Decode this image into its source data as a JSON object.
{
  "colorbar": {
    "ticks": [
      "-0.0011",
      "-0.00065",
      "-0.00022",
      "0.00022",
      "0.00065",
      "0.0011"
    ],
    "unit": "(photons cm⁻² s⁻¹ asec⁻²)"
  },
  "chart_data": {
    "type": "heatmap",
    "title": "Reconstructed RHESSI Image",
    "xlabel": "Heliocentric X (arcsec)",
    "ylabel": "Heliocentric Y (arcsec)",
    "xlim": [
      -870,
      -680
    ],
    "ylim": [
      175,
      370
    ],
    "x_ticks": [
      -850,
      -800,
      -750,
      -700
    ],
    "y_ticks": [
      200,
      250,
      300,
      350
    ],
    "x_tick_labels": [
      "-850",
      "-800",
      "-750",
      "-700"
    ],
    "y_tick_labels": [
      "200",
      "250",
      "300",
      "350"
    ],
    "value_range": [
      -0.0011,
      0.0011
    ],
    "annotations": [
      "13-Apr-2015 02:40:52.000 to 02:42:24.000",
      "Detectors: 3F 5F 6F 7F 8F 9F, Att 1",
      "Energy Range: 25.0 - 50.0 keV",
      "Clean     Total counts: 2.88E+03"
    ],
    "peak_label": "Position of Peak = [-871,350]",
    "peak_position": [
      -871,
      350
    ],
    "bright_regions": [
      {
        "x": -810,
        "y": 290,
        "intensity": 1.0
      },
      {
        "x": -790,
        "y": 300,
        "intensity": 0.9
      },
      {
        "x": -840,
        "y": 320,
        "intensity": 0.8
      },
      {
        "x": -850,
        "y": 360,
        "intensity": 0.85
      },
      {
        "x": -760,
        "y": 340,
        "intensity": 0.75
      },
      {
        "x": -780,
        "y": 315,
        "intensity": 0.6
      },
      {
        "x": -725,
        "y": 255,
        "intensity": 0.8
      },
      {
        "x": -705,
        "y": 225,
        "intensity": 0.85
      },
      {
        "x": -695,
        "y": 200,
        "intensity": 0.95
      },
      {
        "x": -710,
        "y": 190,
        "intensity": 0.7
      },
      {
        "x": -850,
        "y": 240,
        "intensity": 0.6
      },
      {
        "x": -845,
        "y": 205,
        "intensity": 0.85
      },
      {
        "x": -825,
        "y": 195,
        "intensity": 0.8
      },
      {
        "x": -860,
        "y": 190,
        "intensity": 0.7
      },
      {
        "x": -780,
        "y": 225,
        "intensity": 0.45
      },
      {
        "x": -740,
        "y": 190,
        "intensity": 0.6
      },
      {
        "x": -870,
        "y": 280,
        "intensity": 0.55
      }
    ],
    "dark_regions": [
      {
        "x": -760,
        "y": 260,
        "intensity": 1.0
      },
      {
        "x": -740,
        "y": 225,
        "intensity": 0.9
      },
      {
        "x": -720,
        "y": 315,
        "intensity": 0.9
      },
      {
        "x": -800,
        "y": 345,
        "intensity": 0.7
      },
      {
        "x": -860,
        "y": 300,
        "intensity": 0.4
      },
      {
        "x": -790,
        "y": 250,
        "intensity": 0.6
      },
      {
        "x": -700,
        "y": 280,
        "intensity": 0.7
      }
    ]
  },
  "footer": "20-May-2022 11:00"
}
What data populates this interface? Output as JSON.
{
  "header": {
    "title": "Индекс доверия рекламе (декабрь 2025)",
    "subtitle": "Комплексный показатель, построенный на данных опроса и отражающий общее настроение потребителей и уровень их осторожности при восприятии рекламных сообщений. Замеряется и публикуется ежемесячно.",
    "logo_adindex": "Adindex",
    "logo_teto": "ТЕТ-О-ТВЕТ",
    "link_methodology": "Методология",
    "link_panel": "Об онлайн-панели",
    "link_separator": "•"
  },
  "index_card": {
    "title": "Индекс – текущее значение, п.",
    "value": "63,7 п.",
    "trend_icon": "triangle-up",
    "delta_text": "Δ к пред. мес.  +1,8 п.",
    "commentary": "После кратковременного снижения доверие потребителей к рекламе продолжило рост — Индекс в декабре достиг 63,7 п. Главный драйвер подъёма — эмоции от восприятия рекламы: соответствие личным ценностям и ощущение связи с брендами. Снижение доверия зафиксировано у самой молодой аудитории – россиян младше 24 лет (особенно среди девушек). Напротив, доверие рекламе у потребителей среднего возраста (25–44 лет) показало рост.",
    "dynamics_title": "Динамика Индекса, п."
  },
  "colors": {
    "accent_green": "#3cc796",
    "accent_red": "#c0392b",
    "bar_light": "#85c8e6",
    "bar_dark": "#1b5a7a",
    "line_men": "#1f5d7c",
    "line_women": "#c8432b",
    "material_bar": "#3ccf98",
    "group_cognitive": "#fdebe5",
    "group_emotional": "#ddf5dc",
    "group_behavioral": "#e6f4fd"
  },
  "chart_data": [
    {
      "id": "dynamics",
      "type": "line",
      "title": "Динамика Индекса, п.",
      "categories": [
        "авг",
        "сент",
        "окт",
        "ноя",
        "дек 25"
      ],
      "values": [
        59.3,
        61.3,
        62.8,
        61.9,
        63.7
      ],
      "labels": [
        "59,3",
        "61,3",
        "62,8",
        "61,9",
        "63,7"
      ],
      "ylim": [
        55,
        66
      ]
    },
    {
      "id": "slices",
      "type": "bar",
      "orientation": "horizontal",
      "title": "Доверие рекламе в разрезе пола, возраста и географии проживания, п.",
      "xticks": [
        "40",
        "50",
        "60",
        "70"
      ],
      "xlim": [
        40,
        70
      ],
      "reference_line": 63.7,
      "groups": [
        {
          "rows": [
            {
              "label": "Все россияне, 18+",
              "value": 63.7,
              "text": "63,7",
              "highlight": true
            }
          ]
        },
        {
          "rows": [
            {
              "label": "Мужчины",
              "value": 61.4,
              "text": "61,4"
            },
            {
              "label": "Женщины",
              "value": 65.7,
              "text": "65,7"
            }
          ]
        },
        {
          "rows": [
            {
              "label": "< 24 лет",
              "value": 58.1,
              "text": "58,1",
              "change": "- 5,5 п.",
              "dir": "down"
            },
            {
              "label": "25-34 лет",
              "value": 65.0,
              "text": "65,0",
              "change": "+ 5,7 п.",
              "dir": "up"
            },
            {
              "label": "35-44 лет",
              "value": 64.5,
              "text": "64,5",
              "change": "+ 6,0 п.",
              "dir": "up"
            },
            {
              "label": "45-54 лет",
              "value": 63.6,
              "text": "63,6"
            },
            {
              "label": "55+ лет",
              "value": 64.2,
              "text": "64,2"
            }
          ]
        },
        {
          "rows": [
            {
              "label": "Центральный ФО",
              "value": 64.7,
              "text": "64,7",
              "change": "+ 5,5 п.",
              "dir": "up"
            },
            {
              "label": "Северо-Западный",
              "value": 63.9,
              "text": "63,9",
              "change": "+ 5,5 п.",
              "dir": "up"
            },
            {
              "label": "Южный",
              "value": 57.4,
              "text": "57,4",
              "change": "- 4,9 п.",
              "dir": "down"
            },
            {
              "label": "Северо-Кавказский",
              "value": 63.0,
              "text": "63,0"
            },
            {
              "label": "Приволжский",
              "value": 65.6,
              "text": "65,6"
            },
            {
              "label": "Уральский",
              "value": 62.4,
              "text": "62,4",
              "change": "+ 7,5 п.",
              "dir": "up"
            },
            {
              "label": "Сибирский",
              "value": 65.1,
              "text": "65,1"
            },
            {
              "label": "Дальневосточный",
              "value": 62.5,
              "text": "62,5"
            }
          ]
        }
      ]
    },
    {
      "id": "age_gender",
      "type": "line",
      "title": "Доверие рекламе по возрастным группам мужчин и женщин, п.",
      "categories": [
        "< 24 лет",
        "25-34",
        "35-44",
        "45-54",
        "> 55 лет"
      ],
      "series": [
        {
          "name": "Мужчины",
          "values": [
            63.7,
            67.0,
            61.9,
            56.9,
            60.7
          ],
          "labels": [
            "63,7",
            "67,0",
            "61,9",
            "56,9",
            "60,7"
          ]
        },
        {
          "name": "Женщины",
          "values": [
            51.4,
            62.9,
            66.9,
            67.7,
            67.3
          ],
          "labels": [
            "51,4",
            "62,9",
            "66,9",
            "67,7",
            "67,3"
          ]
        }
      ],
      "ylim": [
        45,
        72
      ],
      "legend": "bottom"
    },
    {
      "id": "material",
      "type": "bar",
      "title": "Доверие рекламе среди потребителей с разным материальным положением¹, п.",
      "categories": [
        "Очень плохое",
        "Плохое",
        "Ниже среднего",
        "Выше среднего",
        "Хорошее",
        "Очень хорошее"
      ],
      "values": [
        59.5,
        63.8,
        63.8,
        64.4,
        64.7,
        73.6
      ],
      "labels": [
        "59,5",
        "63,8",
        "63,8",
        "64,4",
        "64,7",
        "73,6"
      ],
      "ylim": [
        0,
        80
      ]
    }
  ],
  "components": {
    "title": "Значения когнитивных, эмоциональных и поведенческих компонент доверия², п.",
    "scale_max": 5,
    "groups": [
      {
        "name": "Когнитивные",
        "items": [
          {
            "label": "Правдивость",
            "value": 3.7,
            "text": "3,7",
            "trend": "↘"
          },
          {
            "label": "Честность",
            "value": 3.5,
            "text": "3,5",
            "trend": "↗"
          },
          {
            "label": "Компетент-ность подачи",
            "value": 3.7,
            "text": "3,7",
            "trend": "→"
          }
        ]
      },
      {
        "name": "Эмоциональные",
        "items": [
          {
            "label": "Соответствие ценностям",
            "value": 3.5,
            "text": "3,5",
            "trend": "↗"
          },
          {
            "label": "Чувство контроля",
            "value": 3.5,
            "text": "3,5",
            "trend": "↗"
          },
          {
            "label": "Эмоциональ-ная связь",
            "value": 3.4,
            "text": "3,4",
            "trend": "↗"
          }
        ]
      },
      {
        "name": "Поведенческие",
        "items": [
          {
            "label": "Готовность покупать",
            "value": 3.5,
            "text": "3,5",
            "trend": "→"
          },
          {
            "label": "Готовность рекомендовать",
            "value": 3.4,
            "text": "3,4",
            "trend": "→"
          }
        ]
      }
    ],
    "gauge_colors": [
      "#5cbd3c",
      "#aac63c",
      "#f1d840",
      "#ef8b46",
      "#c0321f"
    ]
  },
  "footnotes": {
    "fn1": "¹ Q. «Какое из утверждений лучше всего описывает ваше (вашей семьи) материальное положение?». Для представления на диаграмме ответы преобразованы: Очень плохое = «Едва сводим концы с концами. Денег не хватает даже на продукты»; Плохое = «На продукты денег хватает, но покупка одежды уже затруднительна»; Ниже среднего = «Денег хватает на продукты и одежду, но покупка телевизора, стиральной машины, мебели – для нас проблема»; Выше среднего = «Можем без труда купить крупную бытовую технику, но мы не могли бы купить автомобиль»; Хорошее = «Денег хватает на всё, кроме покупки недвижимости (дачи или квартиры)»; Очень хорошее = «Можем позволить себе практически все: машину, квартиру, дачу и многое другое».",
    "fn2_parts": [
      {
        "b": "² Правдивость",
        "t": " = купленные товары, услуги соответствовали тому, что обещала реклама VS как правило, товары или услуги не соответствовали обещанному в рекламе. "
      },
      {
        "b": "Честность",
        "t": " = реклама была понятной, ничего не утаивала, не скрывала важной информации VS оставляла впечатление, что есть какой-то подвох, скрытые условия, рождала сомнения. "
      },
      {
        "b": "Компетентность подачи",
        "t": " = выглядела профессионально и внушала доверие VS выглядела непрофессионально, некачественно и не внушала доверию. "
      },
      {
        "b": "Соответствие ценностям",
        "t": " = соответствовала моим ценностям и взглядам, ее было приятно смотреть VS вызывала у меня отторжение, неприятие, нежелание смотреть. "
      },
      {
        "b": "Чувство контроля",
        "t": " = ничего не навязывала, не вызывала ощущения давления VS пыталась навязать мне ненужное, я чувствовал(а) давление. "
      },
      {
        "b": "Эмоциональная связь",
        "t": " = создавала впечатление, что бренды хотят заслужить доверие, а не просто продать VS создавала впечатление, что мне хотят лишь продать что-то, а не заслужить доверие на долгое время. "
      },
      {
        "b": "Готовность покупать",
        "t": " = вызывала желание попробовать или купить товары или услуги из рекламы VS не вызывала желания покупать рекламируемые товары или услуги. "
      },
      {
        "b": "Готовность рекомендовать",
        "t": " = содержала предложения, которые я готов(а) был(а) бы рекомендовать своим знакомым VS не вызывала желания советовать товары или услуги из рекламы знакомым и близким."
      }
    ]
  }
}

******************************

GOAL – Provide only the number of lines in the records containing the string "рекламы".

RESULT FOR THIS TASK – 3